** START OF Working data **
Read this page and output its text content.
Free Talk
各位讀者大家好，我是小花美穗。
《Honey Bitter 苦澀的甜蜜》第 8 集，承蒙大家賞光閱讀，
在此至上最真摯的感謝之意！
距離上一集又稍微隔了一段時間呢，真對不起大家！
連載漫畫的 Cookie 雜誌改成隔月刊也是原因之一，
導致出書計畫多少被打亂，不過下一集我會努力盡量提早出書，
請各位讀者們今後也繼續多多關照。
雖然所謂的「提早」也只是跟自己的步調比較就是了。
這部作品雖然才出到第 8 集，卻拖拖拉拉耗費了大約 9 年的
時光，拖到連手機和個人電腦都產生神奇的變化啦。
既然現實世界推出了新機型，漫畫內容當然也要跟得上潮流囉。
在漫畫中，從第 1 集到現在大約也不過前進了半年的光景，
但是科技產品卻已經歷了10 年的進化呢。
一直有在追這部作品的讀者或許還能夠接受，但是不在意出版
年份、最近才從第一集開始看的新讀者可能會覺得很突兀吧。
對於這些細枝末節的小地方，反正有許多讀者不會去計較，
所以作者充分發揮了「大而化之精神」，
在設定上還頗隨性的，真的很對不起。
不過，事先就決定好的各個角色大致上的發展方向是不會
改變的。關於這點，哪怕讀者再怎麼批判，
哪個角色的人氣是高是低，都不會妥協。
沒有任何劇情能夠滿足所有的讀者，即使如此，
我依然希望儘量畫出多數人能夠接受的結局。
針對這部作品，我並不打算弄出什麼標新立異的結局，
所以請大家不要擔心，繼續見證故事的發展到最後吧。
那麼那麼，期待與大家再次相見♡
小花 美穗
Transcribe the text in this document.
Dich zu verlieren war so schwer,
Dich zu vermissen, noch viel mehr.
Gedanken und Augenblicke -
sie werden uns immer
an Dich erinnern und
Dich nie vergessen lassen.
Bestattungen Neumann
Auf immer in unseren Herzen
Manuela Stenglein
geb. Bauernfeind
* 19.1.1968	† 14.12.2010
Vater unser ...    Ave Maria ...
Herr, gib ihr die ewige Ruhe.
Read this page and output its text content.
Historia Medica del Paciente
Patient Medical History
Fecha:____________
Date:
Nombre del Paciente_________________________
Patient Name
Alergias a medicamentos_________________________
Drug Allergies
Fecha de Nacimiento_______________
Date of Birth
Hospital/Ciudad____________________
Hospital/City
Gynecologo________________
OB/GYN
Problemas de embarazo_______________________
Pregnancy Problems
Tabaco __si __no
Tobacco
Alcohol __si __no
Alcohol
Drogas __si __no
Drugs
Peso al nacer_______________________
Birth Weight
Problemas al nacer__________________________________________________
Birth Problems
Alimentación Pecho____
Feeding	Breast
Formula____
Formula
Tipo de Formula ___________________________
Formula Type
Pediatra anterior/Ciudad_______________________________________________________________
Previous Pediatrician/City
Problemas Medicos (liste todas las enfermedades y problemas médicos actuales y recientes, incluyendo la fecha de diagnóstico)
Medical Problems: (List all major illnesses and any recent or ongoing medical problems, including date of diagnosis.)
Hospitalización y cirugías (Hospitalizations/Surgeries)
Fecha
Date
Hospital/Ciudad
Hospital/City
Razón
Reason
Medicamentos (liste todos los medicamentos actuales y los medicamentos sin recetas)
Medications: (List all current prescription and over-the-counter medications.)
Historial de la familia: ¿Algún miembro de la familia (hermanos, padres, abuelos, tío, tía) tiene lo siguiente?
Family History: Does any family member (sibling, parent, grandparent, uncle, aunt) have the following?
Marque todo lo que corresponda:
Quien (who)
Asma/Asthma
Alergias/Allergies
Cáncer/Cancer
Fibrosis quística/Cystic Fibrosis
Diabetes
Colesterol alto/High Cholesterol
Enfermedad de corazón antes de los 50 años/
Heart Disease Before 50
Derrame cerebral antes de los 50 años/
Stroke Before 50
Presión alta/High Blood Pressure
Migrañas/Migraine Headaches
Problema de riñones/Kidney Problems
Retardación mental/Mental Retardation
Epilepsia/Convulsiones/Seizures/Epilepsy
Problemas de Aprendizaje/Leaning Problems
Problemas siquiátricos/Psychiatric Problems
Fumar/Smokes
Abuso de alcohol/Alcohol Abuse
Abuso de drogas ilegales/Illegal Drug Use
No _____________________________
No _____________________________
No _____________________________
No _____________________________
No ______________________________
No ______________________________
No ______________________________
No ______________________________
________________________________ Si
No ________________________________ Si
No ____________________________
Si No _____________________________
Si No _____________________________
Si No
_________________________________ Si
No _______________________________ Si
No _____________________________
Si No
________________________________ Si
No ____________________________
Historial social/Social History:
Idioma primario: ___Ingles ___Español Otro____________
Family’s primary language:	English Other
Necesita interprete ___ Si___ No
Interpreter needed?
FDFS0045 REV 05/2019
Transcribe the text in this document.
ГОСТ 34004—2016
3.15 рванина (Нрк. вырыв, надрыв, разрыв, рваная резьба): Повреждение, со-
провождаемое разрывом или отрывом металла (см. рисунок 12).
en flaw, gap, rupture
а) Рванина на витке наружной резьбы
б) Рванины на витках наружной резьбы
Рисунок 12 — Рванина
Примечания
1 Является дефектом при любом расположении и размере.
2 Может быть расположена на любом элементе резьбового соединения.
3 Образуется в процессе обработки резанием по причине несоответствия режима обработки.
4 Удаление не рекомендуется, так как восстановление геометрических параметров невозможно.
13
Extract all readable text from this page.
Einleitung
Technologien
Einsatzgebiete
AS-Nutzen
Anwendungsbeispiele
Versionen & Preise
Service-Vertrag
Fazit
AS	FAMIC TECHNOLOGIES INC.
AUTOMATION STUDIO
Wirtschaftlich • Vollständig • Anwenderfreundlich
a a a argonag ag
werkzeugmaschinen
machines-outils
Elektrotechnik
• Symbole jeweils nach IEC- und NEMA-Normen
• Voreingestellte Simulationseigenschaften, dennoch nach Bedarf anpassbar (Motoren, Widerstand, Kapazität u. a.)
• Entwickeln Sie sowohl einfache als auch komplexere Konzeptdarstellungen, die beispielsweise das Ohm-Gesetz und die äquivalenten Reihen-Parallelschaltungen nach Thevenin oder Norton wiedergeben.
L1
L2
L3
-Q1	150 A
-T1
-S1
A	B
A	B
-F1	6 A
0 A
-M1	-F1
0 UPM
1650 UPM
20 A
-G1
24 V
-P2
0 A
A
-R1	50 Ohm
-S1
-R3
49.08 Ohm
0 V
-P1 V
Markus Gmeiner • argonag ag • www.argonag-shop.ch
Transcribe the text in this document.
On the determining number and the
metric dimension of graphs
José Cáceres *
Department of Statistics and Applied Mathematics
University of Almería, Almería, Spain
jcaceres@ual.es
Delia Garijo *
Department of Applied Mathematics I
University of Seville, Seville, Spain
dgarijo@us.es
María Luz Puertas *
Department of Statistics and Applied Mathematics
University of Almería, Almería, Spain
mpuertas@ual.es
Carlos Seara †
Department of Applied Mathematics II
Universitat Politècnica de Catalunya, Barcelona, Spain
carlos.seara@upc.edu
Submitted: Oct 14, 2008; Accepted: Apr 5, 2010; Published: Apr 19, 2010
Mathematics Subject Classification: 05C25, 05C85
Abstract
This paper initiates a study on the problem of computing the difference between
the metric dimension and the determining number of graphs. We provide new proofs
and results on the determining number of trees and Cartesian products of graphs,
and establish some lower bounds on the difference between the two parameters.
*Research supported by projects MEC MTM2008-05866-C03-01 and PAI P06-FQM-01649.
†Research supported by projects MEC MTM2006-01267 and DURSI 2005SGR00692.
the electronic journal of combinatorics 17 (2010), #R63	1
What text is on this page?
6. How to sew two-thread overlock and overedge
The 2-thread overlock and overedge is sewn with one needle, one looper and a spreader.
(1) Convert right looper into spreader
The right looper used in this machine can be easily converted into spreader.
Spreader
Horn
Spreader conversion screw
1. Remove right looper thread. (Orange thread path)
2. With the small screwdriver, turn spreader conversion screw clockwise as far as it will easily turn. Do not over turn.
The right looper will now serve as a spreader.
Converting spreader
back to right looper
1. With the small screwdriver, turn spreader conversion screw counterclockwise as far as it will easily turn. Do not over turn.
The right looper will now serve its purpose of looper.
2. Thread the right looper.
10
** END OF Working data **
▶ [Exercise goal] Scan the entries above for the word "Spain" and collect each line holding it.

▶ [Correct output]
University of Almería, Almería, Spain
University of Seville, Seville, Spain
University of Almería, Almería, Spain
Universitat Politècnica de Catalunya, Barcelona, Spain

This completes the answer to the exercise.